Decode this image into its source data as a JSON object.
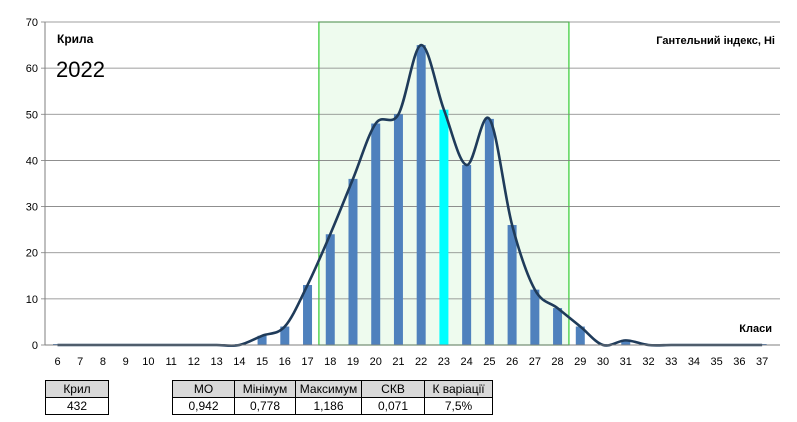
{
  "chart_data": {
    "type": "bar",
    "series_name": "Крила",
    "year": "2022",
    "title": "Гантельний індекс, Ні",
    "xlabel": "Класи",
    "ylabel": "",
    "ylim": [
      0,
      70
    ],
    "yticks": [
      0,
      10,
      20,
      30,
      40,
      50,
      60,
      70
    ],
    "categories": [
      "6",
      "7",
      "8",
      "9",
      "10",
      "11",
      "12",
      "13",
      "14",
      "15",
      "16",
      "17",
      "18",
      "19",
      "20",
      "21",
      "22",
      "23",
      "24",
      "25",
      "26",
      "27",
      "28",
      "29",
      "30",
      "31",
      "32",
      "33",
      "34",
      "35",
      "36",
      "37"
    ],
    "values": [
      0,
      0,
      0,
      0,
      0,
      0,
      0,
      0,
      0,
      2,
      4,
      13,
      24,
      36,
      48,
      50,
      65,
      51,
      39,
      49,
      26,
      12,
      8,
      4,
      0,
      1,
      0,
      0,
      0,
      0,
      0,
      0
    ],
    "highlight_category": "23",
    "shaded_range": [
      "17.5",
      "28.5"
    ],
    "curve": "smoothed",
    "colors": {
      "bar": "#4f81bd",
      "highlight_bar": "#00ffff",
      "curve": "#1f3b5a",
      "shade_fill": "#eefbee",
      "shade_stroke": "#33cc33",
      "grid": "#7f7f7f"
    },
    "grid": true
  },
  "stats": {
    "count_label": "Крил",
    "count_value": "432",
    "headers": [
      "МО",
      "Мінімум",
      "Максимум",
      "СКВ",
      "К варіації"
    ],
    "values": [
      "0,942",
      "0,778",
      "1,186",
      "0,071",
      "7,5%"
    ]
  }
}
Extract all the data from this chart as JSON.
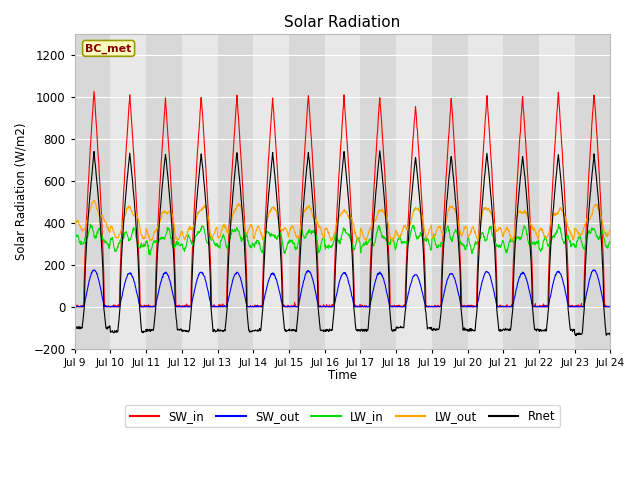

================================

Without the pictures, restate each entry exactly.

IN RESPONSE —
Decode this image into its source data as a JSON object.
{
  "chart_data": {
    "type": "bar",
    "series_name": "Крила",
    "year": "2022",
    "title": "Гантельний індекс, Ні",
    "xlabel": "Класи",
    "ylabel": "",
    "ylim": [
      0,
      70
    ],
    "yticks": [
      0,
      10,
      20,
      30,
      40,
      50,
      60,
      70
    ],
    "categories": [
      "6",
      "7",
      "8",
      "9",
      "10",
      "11",
      "12",
      "13",
      "14",
      "15",
      "16",
      "17",
      "18",
      "19",
      "20",
      "21",
      "22",
      "23",
      "24",
      "25",
      "26",
      "27",
      "28",
      "29",
      "30",
      "31",
      "32",
      "33",
      "34",
      "35",
      "36",
      "37"
    ],
    "values": [
      0,
      0,
      0,
      0,
      0,
      0,
      0,
      0,
      0,
      2,
      4,
      13,
      24,
      36,
      48,
      50,
      65,
      51,
      39,
      49,
      26,
      12,
      8,
      4,
      0,
      1,
      0,
      0,
      0,
      0,
      0,
      0
    ],
    "highlight_category": "23",
    "shaded_range": [
      "17.5",
      "28.5"
    ],
    "curve": "smoothed",
    "colors": {
      "bar": "#4f81bd",
      "highlight_bar": "#00ffff",
      "curve": "#1f3b5a",
      "shade_fill": "#eefbee",
      "shade_stroke": "#33cc33",
      "grid": "#7f7f7f"
    },
    "grid": true
  },
  "stats": {
    "count_label": "Крил",
    "count_value": "432",
    "headers": [
      "МО",
      "Мінімум",
      "Максимум",
      "СКВ",
      "К варіації"
    ],
    "values": [
      "0,942",
      "0,778",
      "1,186",
      "0,071",
      "7,5%"
    ]
  }
}
Extract all the data from this chart as JSON.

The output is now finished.